* START *
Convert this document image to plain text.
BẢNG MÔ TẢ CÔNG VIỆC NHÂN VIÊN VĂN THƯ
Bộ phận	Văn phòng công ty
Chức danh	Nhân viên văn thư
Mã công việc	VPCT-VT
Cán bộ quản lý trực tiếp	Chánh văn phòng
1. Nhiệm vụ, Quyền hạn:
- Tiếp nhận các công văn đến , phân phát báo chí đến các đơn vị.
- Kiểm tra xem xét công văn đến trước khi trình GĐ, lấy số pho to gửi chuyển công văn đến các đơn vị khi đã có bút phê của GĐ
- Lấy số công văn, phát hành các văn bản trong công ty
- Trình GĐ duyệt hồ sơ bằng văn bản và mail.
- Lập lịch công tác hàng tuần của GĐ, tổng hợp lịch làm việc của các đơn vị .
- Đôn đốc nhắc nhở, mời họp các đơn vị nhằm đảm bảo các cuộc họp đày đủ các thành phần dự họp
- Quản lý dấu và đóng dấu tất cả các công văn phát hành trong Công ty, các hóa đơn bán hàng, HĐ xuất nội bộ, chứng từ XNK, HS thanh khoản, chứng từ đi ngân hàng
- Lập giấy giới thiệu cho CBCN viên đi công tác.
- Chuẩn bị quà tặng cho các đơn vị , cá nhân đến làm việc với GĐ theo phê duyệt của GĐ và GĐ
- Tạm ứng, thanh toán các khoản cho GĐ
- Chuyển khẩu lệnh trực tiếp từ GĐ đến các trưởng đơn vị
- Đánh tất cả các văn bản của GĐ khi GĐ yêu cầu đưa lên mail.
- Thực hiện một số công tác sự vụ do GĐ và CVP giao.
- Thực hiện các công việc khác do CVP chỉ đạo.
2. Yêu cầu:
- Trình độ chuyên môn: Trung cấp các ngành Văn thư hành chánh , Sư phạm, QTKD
* END *
* **Task objective**
Within the data above, pick out all lines holding the word "khoản".

* **Response for this exercise**
- Quản lý dấu và đóng dấu tất cả các công văn phát hành trong Công ty, các hóa đơn bán hàng, HĐ xuất nội bộ, chứng từ XNK, HS thanh khoản, chứng từ đi ngân hàng
- Tạm ứng, thanh toán các khoản cho GĐ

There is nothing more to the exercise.